Start Extracted information
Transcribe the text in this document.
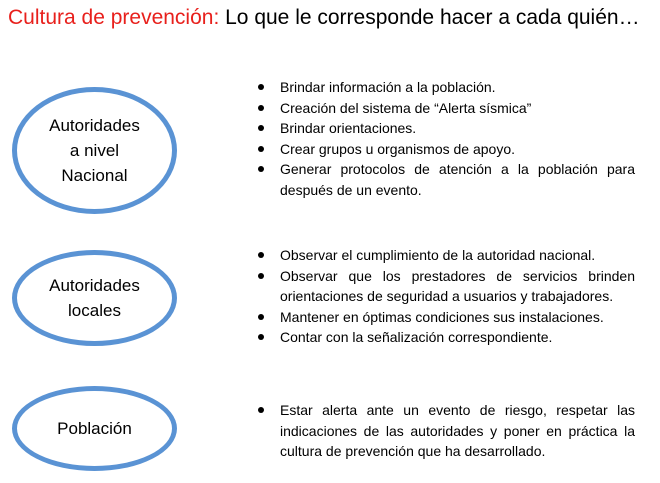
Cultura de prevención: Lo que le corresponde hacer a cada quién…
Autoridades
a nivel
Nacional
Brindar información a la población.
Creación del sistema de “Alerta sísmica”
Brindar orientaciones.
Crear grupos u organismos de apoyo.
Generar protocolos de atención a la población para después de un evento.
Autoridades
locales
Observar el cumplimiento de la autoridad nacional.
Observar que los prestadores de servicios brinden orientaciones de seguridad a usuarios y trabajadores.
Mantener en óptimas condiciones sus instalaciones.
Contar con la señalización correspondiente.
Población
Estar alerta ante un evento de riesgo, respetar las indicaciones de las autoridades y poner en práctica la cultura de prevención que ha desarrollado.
End Extracted information
Leave out the pictures and transcribe everything else exactly.

* Solution for this problem
Transcribe the text in this document.
Cultura de prevención: Lo que le corresponde hacer a cada quién…
Autoridades
a nivel
Nacional
Brindar información a la población.
Creación del sistema de “Alerta sísmica”
Brindar orientaciones.
Crear grupos u organismos de apoyo.
Generar protocolos de atención a la población para después de un evento.
Autoridades
locales
Observar el cumplimiento de la autoridad nacional.
Observar que los prestadores de servicios brinden orientaciones de seguridad a usuarios y trabajadores.
Mantener en óptimas condiciones sus instalaciones.
Contar con la señalización correspondiente.
Población
Estar alerta ante un evento de riesgo, respetar las indicaciones de las autoridades y poner en práctica la cultura de prevención que ha desarrollado.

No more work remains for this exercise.